(Collected data)
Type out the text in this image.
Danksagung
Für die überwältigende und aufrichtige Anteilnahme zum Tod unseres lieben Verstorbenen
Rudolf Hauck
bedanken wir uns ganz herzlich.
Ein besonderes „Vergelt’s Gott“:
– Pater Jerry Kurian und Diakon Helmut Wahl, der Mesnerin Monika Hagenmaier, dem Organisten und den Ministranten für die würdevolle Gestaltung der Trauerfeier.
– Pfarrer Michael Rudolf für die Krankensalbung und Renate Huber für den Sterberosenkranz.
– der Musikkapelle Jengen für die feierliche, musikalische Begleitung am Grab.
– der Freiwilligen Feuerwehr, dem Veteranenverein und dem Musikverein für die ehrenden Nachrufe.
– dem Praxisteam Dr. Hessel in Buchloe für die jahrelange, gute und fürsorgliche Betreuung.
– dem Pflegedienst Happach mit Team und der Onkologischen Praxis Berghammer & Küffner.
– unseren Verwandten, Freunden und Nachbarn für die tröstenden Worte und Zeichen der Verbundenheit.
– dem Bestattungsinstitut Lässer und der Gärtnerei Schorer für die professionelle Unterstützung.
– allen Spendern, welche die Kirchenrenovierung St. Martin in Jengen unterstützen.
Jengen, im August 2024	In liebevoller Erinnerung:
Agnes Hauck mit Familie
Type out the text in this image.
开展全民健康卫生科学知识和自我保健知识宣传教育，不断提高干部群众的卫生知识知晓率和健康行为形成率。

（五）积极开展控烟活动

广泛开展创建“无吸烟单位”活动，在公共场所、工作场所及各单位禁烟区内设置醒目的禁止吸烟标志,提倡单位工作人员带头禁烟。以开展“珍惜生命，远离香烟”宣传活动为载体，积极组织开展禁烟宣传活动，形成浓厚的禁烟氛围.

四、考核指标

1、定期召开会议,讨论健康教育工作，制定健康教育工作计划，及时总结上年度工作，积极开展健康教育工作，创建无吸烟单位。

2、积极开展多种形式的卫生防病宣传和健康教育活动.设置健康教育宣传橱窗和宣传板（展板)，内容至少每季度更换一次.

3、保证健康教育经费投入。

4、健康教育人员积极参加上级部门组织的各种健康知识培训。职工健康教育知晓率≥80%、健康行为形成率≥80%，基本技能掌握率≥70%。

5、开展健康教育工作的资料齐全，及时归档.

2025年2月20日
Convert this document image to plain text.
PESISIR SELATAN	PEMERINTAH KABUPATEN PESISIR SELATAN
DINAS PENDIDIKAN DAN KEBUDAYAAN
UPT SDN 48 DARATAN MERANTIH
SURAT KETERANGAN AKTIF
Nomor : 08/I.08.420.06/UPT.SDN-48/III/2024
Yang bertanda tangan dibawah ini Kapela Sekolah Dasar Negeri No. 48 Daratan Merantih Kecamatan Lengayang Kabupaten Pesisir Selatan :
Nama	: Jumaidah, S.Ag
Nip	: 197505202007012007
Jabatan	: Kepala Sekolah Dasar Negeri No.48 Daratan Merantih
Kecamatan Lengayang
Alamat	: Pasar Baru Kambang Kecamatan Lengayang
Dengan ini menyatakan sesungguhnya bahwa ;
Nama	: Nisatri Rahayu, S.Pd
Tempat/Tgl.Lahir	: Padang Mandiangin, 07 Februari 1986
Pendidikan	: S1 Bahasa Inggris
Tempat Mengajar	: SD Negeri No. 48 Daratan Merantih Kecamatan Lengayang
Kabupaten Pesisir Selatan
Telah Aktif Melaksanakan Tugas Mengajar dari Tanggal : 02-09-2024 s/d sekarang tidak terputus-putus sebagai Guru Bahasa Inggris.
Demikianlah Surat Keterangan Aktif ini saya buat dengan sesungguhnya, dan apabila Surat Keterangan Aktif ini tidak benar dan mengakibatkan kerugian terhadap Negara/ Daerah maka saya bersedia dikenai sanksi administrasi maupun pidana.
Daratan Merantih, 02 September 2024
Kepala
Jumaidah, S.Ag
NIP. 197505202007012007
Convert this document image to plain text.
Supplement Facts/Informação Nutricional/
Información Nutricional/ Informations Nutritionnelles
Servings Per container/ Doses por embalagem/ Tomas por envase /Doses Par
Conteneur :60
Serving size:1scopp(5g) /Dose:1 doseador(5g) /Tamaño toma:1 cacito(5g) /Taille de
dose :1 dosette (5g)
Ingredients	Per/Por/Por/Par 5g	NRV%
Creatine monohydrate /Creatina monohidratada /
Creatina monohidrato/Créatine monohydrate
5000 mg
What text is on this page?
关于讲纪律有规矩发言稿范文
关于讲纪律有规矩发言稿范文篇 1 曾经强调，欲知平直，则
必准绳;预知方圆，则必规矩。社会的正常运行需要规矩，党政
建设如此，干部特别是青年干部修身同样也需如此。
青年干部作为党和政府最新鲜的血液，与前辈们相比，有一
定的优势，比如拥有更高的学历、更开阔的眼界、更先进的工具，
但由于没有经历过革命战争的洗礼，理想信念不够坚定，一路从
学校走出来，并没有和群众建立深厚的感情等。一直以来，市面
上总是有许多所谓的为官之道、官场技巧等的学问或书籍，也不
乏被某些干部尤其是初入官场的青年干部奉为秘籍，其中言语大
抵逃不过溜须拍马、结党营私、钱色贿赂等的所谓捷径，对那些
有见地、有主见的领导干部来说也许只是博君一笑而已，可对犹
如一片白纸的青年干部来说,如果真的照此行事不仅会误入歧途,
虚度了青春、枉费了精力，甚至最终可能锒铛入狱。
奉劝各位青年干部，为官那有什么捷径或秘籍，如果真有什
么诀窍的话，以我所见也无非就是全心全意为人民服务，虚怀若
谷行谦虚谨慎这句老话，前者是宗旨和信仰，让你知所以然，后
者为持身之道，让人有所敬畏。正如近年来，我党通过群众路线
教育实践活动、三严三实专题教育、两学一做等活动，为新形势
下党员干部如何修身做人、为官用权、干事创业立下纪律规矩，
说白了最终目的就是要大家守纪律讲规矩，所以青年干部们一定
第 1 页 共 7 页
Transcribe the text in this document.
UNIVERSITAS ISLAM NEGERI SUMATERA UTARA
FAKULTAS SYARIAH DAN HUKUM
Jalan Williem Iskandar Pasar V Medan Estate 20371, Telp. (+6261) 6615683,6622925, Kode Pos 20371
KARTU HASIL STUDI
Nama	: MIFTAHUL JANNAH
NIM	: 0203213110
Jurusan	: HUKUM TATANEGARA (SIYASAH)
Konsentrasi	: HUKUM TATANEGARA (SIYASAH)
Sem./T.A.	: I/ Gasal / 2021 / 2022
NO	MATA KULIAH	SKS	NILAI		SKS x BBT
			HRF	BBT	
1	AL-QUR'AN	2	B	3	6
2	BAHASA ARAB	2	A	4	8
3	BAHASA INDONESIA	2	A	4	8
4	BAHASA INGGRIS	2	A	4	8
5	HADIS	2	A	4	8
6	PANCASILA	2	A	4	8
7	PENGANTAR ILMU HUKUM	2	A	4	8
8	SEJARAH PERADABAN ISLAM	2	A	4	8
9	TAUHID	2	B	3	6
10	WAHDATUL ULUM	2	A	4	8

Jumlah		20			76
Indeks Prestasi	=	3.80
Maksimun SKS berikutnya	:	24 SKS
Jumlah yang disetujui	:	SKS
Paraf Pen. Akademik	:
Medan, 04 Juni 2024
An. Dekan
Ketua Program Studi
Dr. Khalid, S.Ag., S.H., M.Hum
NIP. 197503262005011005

• GIVEN PROBLEM: Transcribe every record above exactly as it appears.

• COMPLETED TASK:
Type out the text in this image.
Danksagung
Für die überwältigende und aufrichtige Anteilnahme zum Tod unseres lieben Verstorbenen
Rudolf Hauck
bedanken wir uns ganz herzlich.
Ein besonderes „Vergelt’s Gott“:
– Pater Jerry Kurian und Diakon Helmut Wahl, der Mesnerin Monika Hagenmaier, dem Organisten und den Ministranten für die würdevolle Gestaltung der Trauerfeier.
– Pfarrer Michael Rudolf für die Krankensalbung und Renate Huber für den Sterberosenkranz.
– der Musikkapelle Jengen für die feierliche, musikalische Begleitung am Grab.
– der Freiwilligen Feuerwehr, dem Veteranenverein und dem Musikverein für die ehrenden Nachrufe.
– dem Praxisteam Dr. Hessel in Buchloe für die jahrelange, gute und fürsorgliche Betreuung.
– dem Pflegedienst Happach mit Team und der Onkologischen Praxis Berghammer & Küffner.
– unseren Verwandten, Freunden und Nachbarn für die tröstenden Worte und Zeichen der Verbundenheit.
– dem Bestattungsinstitut Lässer und der Gärtnerei Schorer für die professionelle Unterstützung.
– allen Spendern, welche die Kirchenrenovierung St. Martin in Jengen unterstützen.
Jengen, im August 2024	In liebevoller Erinnerung:
Agnes Hauck mit Familie
Type out the text in this image.
开展全民健康卫生科学知识和自我保健知识宣传教育，不断提高干部群众的卫生知识知晓率和健康行为形成率。

（五）积极开展控烟活动

广泛开展创建“无吸烟单位”活动，在公共场所、工作场所及各单位禁烟区内设置醒目的禁止吸烟标志,提倡单位工作人员带头禁烟。以开展“珍惜生命，远离香烟”宣传活动为载体，积极组织开展禁烟宣传活动，形成浓厚的禁烟氛围.

四、考核指标

1、定期召开会议,讨论健康教育工作，制定健康教育工作计划，及时总结上年度工作，积极开展健康教育工作，创建无吸烟单位。

2、积极开展多种形式的卫生防病宣传和健康教育活动.设置健康教育宣传橱窗和宣传板（展板)，内容至少每季度更换一次.

3、保证健康教育经费投入。

4、健康教育人员积极参加上级部门组织的各种健康知识培训。职工健康教育知晓率≥80%、健康行为形成率≥80%，基本技能掌握率≥70%。

5、开展健康教育工作的资料齐全，及时归档.

2025年2月20日
Convert this document image to plain text.
PESISIR SELATAN	PEMERINTAH KABUPATEN PESISIR SELATAN
DINAS PENDIDIKAN DAN KEBUDAYAAN
UPT SDN 48 DARATAN MERANTIH
SURAT KETERANGAN AKTIF
Nomor : 08/I.08.420.06/UPT.SDN-48/III/2024
Yang bertanda tangan dibawah ini Kapela Sekolah Dasar Negeri No. 48 Daratan Merantih Kecamatan Lengayang Kabupaten Pesisir Selatan :
Nama	: Jumaidah, S.Ag
Nip	: 197505202007012007
Jabatan	: Kepala Sekolah Dasar Negeri No.48 Daratan Merantih
Kecamatan Lengayang
Alamat	: Pasar Baru Kambang Kecamatan Lengayang
Dengan ini menyatakan sesungguhnya bahwa ;
Nama	: Nisatri Rahayu, S.Pd
Tempat/Tgl.Lahir	: Padang Mandiangin, 07 Februari 1986
Pendidikan	: S1 Bahasa Inggris
Tempat Mengajar	: SD Negeri No. 48 Daratan Merantih Kecamatan Lengayang
Kabupaten Pesisir Selatan
Telah Aktif Melaksanakan Tugas Mengajar dari Tanggal : 02-09-2024 s/d sekarang tidak terputus-putus sebagai Guru Bahasa Inggris.
Demikianlah Surat Keterangan Aktif ini saya buat dengan sesungguhnya, dan apabila Surat Keterangan Aktif ini tidak benar dan mengakibatkan kerugian terhadap Negara/ Daerah maka saya bersedia dikenai sanksi administrasi maupun pidana.
Daratan Merantih, 02 September 2024
Kepala
Jumaidah, S.Ag
NIP. 197505202007012007
Convert this document image to plain text.
Supplement Facts/Informação Nutricional/
Información Nutricional/ Informations Nutritionnelles
Servings Per container/ Doses por embalagem/ Tomas por envase /Doses Par
Conteneur :60
Serving size:1scopp(5g) /Dose:1 doseador(5g) /Tamaño toma:1 cacito(5g) /Taille de
dose :1 dosette (5g)
Ingredients	Per/Por/Por/Par 5g	NRV%
Creatine monohydrate /Creatina monohidratada /
Creatina monohidrato/Créatine monohydrate
5000 mg
What text is on this page?
关于讲纪律有规矩发言稿范文
关于讲纪律有规矩发言稿范文篇 1 曾经强调，欲知平直，则
必准绳;预知方圆，则必规矩。社会的正常运行需要规矩，党政
建设如此，干部特别是青年干部修身同样也需如此。
青年干部作为党和政府最新鲜的血液，与前辈们相比，有一
定的优势，比如拥有更高的学历、更开阔的眼界、更先进的工具，
但由于没有经历过革命战争的洗礼，理想信念不够坚定，一路从
学校走出来，并没有和群众建立深厚的感情等。一直以来，市面
上总是有许多所谓的为官之道、官场技巧等的学问或书籍，也不
乏被某些干部尤其是初入官场的青年干部奉为秘籍，其中言语大
抵逃不过溜须拍马、结党营私、钱色贿赂等的所谓捷径，对那些
有见地、有主见的领导干部来说也许只是博君一笑而已，可对犹
如一片白纸的青年干部来说,如果真的照此行事不仅会误入歧途,
虚度了青春、枉费了精力，甚至最终可能锒铛入狱。
奉劝各位青年干部，为官那有什么捷径或秘籍，如果真有什
么诀窍的话，以我所见也无非就是全心全意为人民服务，虚怀若
谷行谦虚谨慎这句老话，前者是宗旨和信仰，让你知所以然，后
者为持身之道，让人有所敬畏。正如近年来，我党通过群众路线
教育实践活动、三严三实专题教育、两学一做等活动，为新形势
下党员干部如何修身做人、为官用权、干事创业立下纪律规矩，
说白了最终目的就是要大家守纪律讲规矩，所以青年干部们一定
第 1 页 共 7 页
Transcribe the text in this document.
UNIVERSITAS ISLAM NEGERI SUMATERA UTARA
FAKULTAS SYARIAH DAN HUKUM
Jalan Williem Iskandar Pasar V Medan Estate 20371, Telp. (+6261) 6615683,6622925, Kode Pos 20371
KARTU HASIL STUDI
Nama	: MIFTAHUL JANNAH
NIM	: 0203213110
Jurusan	: HUKUM TATANEGARA (SIYASAH)
Konsentrasi	: HUKUM TATANEGARA (SIYASAH)
Sem./T.A.	: I/ Gasal / 2021 / 2022
NO	MATA KULIAH	SKS	NILAI		SKS x BBT
			HRF	BBT	
1	AL-QUR'AN	2	B	3	6
2	BAHASA ARAB	2	A	4	8
3	BAHASA INDONESIA	2	A	4	8
4	BAHASA INGGRIS	2	A	4	8
5	HADIS	2	A	4	8
6	PANCASILA	2	A	4	8
7	PENGANTAR ILMU HUKUM	2	A	4	8
8	SEJARAH PERADABAN ISLAM	2	A	4	8
9	TAUHID	2	B	3	6
10	WAHDATUL ULUM	2	A	4	8

Jumlah		20			76
Indeks Prestasi	=	3.80
Maksimun SKS berikutnya	:	24 SKS
Jumlah yang disetujui	:	SKS
Paraf Pen. Akademik	:
Medan, 04 Juni 2024
An. Dekan
Ketua Program Studi
Dr. Khalid, S.Ag., S.H., M.Hum
NIP. 197503262005011005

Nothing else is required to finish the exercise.